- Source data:
+ + + + + + +

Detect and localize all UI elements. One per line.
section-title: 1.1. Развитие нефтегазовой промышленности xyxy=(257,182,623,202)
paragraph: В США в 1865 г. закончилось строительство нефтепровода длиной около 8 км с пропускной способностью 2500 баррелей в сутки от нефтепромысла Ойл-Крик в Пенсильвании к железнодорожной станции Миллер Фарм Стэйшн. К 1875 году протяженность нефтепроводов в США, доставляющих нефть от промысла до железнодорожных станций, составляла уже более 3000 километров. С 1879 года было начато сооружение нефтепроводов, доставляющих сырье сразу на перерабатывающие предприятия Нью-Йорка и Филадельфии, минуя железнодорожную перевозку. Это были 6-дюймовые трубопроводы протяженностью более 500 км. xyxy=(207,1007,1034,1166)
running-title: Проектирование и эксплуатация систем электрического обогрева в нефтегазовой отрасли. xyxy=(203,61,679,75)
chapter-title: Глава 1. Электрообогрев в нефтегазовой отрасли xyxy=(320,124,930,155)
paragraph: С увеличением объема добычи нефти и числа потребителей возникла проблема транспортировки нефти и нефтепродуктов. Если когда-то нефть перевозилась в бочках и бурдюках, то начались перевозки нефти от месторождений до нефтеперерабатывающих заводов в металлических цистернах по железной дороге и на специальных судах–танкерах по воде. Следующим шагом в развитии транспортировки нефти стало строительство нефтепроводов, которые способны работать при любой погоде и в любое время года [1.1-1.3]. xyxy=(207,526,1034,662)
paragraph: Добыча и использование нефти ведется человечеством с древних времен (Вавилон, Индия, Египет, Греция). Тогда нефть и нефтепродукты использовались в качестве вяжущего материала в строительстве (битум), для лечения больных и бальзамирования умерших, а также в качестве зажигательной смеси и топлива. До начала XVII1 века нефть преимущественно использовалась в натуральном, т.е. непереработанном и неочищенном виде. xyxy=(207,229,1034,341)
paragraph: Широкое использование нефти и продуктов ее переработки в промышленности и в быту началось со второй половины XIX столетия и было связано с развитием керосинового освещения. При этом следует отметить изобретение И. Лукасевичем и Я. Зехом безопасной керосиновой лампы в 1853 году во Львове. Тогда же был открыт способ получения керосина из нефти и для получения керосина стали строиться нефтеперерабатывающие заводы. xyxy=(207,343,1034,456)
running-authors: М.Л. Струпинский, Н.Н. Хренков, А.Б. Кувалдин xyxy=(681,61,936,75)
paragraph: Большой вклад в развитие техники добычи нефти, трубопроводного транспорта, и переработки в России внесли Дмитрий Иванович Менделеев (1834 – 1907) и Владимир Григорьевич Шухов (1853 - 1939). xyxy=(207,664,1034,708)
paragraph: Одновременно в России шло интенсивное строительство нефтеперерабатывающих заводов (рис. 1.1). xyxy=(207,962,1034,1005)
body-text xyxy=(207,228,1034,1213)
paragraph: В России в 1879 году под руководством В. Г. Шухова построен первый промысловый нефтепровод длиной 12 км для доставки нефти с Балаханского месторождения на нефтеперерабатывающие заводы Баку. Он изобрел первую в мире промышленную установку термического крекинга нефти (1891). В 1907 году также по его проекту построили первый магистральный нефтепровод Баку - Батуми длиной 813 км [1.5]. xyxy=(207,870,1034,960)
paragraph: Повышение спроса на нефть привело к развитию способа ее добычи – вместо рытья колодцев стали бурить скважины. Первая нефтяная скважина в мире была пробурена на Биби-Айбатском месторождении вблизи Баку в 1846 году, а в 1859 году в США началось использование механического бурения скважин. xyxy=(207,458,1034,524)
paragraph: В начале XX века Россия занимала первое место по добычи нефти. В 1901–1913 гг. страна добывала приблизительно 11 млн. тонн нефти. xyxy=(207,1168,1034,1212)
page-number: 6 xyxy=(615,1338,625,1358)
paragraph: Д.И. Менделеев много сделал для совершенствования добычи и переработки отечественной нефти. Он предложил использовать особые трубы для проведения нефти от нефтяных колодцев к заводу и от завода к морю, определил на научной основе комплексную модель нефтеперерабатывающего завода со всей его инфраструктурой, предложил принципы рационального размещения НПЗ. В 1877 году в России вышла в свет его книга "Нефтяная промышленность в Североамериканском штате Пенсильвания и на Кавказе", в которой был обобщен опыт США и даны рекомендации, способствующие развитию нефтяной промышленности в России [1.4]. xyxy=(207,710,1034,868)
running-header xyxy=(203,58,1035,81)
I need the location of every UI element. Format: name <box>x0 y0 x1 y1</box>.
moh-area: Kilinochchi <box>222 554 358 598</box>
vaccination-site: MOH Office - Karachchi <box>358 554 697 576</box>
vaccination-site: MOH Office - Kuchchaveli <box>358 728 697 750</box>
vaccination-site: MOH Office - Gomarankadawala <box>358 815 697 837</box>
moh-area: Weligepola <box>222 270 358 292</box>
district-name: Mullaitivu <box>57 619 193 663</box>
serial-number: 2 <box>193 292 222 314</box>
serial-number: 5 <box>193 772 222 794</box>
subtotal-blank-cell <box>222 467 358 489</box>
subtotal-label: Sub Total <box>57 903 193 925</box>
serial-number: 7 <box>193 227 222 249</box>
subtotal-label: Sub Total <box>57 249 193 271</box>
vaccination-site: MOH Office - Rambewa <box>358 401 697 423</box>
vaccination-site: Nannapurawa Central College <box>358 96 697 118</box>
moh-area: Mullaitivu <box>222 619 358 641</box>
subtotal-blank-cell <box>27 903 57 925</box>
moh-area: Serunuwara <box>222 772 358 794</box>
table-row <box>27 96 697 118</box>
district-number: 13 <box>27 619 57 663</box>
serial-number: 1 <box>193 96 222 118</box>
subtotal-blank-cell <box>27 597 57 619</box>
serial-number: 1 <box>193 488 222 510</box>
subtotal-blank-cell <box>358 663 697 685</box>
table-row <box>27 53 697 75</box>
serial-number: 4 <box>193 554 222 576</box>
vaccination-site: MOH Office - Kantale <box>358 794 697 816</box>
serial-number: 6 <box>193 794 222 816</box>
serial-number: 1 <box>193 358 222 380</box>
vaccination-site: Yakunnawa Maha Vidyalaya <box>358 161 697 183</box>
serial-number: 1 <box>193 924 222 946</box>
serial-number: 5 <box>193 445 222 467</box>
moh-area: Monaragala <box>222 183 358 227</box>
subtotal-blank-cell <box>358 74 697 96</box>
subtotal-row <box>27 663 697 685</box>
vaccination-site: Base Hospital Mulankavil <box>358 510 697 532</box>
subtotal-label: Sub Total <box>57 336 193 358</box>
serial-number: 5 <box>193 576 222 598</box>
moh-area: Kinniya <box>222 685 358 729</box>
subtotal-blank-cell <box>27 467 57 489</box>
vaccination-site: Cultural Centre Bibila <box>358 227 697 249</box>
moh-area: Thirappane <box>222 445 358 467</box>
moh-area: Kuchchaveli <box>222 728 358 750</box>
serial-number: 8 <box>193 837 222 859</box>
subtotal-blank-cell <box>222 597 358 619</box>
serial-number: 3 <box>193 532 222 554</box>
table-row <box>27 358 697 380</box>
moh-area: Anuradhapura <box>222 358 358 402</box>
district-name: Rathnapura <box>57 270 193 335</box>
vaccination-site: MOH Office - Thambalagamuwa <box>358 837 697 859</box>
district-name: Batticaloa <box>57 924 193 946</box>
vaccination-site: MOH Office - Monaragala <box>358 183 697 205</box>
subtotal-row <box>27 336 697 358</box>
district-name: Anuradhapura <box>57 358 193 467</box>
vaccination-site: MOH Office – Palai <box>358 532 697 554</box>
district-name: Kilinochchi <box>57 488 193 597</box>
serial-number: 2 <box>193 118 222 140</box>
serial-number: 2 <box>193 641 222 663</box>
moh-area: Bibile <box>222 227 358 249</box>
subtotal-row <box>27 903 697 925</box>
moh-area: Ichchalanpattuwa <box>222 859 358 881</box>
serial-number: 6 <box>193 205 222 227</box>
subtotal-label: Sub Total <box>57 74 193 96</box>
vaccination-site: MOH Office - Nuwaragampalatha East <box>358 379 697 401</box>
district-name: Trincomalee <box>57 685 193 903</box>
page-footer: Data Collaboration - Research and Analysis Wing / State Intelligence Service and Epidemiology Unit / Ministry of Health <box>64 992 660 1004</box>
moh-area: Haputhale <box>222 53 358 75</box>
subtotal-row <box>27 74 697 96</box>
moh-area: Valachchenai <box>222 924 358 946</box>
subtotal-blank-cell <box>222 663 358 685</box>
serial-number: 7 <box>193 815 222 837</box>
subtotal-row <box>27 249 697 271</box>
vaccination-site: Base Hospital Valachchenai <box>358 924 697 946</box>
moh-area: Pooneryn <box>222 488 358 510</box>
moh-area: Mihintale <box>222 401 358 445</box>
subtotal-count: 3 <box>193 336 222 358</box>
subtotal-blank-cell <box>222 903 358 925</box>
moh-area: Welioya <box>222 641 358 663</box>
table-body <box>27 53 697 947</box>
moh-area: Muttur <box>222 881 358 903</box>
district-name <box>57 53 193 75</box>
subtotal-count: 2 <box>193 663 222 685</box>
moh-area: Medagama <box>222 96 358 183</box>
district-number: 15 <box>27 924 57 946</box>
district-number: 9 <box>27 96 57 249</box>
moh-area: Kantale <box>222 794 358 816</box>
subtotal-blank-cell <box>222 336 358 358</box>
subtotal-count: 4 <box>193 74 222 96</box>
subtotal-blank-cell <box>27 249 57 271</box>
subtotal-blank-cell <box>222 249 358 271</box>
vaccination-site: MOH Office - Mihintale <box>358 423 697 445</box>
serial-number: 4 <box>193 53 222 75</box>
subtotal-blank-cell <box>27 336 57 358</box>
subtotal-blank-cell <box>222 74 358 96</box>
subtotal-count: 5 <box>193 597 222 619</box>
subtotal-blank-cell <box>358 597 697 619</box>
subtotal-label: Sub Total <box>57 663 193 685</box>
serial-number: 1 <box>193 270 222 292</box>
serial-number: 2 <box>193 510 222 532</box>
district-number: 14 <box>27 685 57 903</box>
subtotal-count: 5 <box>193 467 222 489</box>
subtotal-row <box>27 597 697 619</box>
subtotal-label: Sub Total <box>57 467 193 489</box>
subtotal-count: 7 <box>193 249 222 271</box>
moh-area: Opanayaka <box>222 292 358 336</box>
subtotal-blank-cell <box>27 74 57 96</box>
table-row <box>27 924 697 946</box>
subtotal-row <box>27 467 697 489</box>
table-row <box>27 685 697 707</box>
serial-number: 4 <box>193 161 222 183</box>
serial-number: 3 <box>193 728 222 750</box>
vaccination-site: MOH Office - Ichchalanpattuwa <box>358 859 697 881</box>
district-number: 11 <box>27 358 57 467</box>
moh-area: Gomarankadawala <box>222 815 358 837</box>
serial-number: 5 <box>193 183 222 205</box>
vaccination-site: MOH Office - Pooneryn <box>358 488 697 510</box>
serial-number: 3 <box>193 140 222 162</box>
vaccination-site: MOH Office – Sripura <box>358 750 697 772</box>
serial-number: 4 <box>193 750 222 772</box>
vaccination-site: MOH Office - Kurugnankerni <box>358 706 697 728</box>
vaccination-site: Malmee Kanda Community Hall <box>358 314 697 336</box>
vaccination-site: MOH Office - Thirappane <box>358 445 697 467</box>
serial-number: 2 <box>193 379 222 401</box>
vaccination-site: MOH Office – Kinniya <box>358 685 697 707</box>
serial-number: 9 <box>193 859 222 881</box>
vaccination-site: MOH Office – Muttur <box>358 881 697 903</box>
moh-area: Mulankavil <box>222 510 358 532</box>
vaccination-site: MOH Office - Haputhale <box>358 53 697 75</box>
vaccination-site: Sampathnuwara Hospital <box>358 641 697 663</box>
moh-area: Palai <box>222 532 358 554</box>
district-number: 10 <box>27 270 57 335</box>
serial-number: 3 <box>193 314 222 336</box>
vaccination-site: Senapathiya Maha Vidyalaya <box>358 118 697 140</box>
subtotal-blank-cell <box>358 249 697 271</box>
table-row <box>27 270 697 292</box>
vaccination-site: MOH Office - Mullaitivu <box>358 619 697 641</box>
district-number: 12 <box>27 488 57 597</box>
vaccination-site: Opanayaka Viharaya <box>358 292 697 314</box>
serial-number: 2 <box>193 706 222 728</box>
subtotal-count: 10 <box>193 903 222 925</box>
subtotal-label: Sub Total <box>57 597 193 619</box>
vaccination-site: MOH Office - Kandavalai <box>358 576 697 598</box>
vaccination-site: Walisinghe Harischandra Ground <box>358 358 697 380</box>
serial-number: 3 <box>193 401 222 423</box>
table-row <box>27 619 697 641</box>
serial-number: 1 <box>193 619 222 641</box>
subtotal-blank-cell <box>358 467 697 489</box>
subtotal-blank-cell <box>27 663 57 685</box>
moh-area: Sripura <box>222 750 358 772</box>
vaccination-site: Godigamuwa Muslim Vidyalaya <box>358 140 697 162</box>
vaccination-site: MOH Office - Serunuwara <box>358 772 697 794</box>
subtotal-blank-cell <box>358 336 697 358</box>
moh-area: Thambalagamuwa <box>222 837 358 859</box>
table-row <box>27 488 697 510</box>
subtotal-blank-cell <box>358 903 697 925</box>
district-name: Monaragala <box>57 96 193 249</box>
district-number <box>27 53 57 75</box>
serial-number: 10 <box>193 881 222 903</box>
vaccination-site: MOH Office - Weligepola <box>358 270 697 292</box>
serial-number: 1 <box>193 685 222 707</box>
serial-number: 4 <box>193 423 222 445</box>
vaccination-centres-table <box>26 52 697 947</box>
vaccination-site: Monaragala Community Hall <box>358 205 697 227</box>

+ + + + + + +

- Exercise goal: Reproduce the items from their start through the line containing "paragraph: В США", renaming "section-title" to "heading" and leaving everything else unchanged.

- The output:
Detect and localize all UI elements. One per line.
heading: 1.1. Развитие нефтегазовой промышленности xyxy=(257,182,623,202)
paragraph: В США в 1865 г. закончилось строительство нефтепровода длиной около 8 км с пропускной способностью 2500 баррелей в сутки от нефтепромысла Ойл-Крик в Пенсильвании к железнодорожной станции Миллер Фарм Стэйшн. К 1875 году протяженность нефтепроводов в США, доставляющих нефть от промысла до железнодорожных станций, составляла уже более 3000 километров. С 1879 года было начато сооружение нефтепроводов, доставляющих сырье сразу на перерабатывающие предприятия Нью-Йорка и Филадельфии, минуя железнодорожную перевозку. Это были 6-дюймовые трубопроводы протяженностью более 500 км. xyxy=(207,1007,1034,1166)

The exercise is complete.